__GIVEN TASK__.
Select and copy out every line in the records containing "equation".

__LISTED RECORDS__.

········

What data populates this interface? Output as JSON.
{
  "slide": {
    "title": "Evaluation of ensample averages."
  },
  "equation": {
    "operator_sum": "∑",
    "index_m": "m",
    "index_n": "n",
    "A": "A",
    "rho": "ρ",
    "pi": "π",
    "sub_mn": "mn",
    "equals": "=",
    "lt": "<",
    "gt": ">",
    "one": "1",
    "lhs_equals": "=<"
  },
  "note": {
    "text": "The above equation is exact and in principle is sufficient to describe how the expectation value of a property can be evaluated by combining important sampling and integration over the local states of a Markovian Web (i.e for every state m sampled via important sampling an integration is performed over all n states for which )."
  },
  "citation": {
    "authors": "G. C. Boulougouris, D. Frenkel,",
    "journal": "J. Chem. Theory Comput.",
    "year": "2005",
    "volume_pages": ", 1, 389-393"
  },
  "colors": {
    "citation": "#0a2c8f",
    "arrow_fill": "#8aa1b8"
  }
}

········

__SOLUTION TO THE PROBLEM__.
  "equation": {
    "text": "The above equation is exact and in principle is sufficient to describe how the expectation value of a property can be evaluated by combining important sampling and integration over the local states of a Markovian Web (i.e for every state m sampled via important sampling an integration is performed over all n states for which )."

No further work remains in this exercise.